» TASK ITEM
Every line with "INDEX" in it should be copied from the data.

_ _ _ _ _

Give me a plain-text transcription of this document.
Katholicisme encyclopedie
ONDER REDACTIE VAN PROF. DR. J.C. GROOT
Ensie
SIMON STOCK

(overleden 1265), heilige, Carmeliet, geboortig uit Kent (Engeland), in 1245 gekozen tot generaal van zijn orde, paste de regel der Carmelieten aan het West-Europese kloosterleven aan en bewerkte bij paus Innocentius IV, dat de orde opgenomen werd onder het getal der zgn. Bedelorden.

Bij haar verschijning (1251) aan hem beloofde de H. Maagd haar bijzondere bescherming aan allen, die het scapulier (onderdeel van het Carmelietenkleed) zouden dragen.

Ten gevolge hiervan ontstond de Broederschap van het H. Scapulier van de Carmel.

_ _ _ _ _

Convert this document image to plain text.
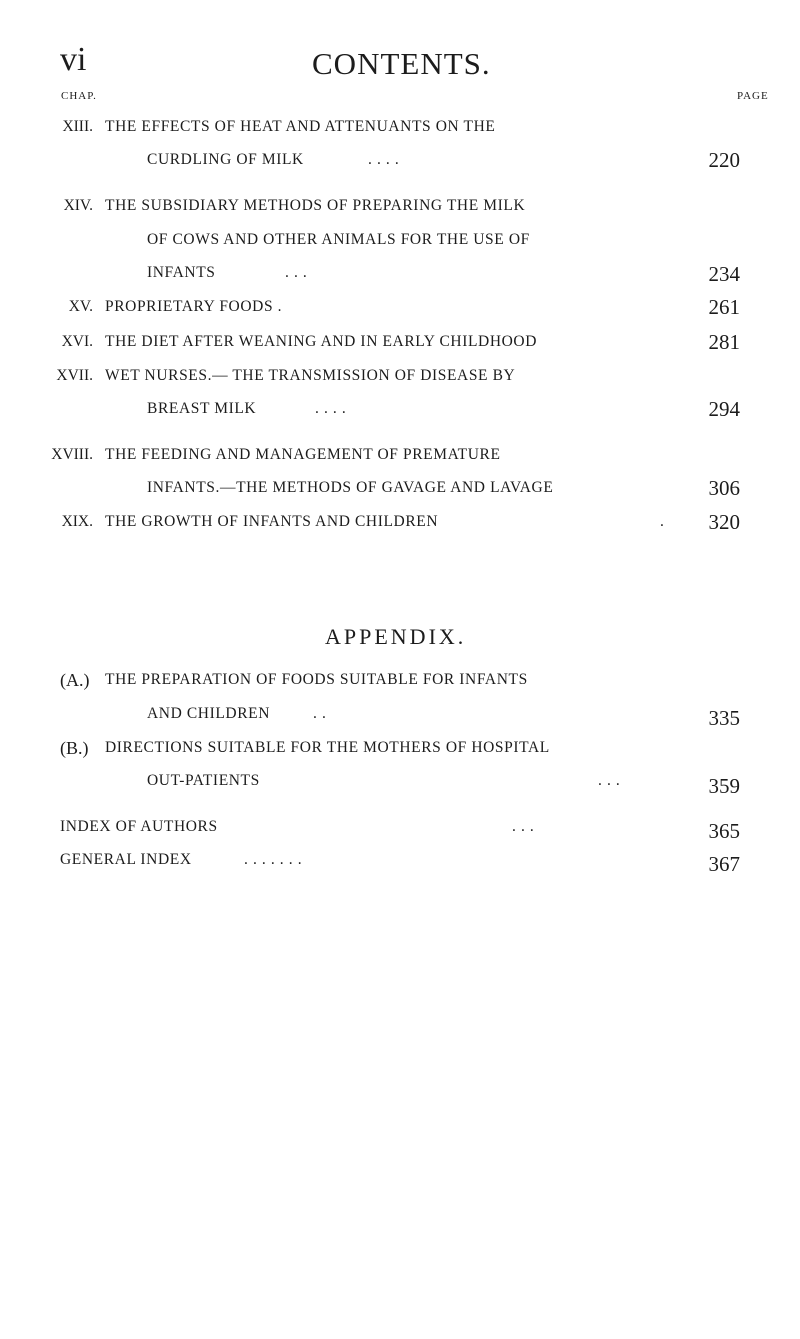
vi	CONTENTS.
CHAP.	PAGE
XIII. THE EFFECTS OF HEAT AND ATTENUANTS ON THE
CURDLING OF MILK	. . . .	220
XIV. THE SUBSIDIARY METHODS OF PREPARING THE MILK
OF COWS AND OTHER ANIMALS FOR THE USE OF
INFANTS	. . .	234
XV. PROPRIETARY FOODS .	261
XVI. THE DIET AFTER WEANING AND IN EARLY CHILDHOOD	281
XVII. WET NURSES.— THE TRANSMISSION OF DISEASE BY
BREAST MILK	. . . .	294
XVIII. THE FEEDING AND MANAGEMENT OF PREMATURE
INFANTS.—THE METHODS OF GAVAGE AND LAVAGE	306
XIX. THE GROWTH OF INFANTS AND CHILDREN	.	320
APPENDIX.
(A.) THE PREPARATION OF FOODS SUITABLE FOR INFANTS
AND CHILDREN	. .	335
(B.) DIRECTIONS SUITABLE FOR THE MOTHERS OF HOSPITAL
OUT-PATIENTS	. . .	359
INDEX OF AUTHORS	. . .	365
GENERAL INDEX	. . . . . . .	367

_ _ _ _ _

» TASK RESULT
INDEX OF AUTHORS	. . .	365
GENERAL INDEX	. . . . . . .	367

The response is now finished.